REQUIREMENT:
Find the lines holding "Principal" and copy them.

DATA SUPPLIED:
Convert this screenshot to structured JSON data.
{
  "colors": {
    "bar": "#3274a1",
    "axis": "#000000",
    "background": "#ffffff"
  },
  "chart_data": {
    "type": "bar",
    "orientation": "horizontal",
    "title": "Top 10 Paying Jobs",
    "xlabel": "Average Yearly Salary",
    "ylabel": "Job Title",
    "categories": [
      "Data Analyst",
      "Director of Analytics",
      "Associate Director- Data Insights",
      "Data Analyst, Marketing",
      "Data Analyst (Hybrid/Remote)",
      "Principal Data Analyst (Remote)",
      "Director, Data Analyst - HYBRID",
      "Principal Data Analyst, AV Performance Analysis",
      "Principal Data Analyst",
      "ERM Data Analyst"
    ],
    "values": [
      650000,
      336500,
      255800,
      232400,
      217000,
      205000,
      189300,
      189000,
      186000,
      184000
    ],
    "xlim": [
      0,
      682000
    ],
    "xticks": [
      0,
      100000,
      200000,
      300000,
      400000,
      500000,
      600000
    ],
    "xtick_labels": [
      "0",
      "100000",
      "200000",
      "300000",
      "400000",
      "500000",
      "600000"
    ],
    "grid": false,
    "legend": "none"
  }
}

EXERCISE RESPONSE:
      "Principal Data Analyst (Remote)",
      "Principal Data Analyst, AV Performance Analysis",
      "Principal Data Analyst",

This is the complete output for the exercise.